▸ **Article**:
>>>
Literary: Salish Seas Reading at The Pond

Talking Stick Festival and The Aboriginal Writers Collective West Coast present an evening of readings featuring:
Lee Maracle, Russell Wallace, Janet Rogers, Wil George, Joanne Arnott, Greg Coyes, Wanda John, Gunargie O'Sullivan

Mon Feb 7th, 7pm @ The Pond, 1441 Commercial Dr

Salish Seas is an exhibition of works by prominent and emerging Aboriginal artists in conjunction with the upcoming anthology, Salish Seas: An anthology of text + image. This project offers perspective to urban Aboriginal peoples living within these Coast Salish lands who are influenced and inspired by the Salish Sea and its associated rivers.

Salish languages are a grouping of indigenous languages of the Pacific NorthWest (BC and adjacent American states). The power of our words, either in our original languages or in English is manifest in the new and powerful works by the The Aboriginal Writers Collective West Coast, a collective of Aboriginal writers and multidisciplinary artists.
<<<
▸ **Entries provided**:
>>>
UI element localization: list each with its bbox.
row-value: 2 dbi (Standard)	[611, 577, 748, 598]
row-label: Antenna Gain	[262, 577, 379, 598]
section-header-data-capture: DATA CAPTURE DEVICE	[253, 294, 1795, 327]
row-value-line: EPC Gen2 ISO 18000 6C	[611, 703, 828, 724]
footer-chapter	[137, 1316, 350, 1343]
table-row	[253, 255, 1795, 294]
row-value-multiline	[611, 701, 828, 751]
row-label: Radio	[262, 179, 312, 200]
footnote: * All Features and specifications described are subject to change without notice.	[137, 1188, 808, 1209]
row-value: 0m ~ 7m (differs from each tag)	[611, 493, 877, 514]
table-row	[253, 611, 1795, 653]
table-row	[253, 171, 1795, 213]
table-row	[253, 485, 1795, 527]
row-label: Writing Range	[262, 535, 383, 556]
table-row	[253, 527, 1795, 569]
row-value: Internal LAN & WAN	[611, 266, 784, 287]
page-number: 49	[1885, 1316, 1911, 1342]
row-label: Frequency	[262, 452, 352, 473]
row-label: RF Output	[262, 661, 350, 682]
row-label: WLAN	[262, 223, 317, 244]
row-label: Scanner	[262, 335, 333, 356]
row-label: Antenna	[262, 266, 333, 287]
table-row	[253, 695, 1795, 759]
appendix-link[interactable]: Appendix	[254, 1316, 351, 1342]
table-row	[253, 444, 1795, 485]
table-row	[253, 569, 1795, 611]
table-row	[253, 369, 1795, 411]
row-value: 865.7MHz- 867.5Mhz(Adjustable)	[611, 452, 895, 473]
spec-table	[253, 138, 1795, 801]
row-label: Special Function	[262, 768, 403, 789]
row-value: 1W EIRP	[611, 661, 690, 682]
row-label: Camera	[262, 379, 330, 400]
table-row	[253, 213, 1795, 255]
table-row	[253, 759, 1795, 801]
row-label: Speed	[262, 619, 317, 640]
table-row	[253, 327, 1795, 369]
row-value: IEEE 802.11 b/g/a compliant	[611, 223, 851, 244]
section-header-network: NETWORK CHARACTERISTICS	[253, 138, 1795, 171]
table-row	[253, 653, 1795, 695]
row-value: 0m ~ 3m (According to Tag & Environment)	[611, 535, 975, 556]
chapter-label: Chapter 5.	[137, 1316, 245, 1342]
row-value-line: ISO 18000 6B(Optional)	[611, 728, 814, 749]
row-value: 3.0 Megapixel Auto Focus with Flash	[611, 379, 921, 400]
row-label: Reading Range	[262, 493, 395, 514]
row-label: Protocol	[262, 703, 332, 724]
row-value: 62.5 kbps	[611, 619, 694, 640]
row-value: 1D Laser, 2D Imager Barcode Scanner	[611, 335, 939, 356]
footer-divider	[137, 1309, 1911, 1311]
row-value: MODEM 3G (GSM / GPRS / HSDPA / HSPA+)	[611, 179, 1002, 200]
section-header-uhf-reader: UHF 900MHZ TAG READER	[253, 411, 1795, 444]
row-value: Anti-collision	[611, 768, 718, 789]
<<<
Resume the Salish Seas reading announcement after its final sentence, continuing in the same style.

Curated by Tania Willard and featuring work by artists Sonny Assu, Janice Toulouse, Charlene Vickers, Merritt Johnson, Kevin McKenzie, Duncan Murdoch, Dionne Paul, joAnne Noble, Cease Wyss, Kelly Roulette, Kamala Todd and Michelle Sylliboy.

Artist works featured in the publication and exhibition include installation, painting, digital illustration and video. From Sonny Assu's culture jamming Coke Salish print to expressive paintings by Janice Toulouse dealing with Aboriginal relationship to land, this exhibition examines ideas of home, origin, identity and 
honouring the land we come from, the sea and the rivers that connect us.

Kamala Todd's film, Indigenous Plant Diva documents the urban aboriginal and plant based knowledge of Coast Salish artist Cease Wyss. Wyss's work in the exhibition showcases three generations of Coast Salish women in vibrant digital illustrations from the book, Squamish People of the Sunset Coast. joAnne Noble's powerful crow mandala image and Kelly Roulette's portrait painting of a Native woman offer a strong aesthetic experience of the West Coast. Dionne Paul's Coast Salish borders offers an abstract approach to representing West Coast territories; while Michelle Sylliboy's close up images of the sea makes you feel like you are standing on a beach. All works are united in an exploration of living on the Coast surrounded by and connected to the Salish Sea and all the rivers that connect to it.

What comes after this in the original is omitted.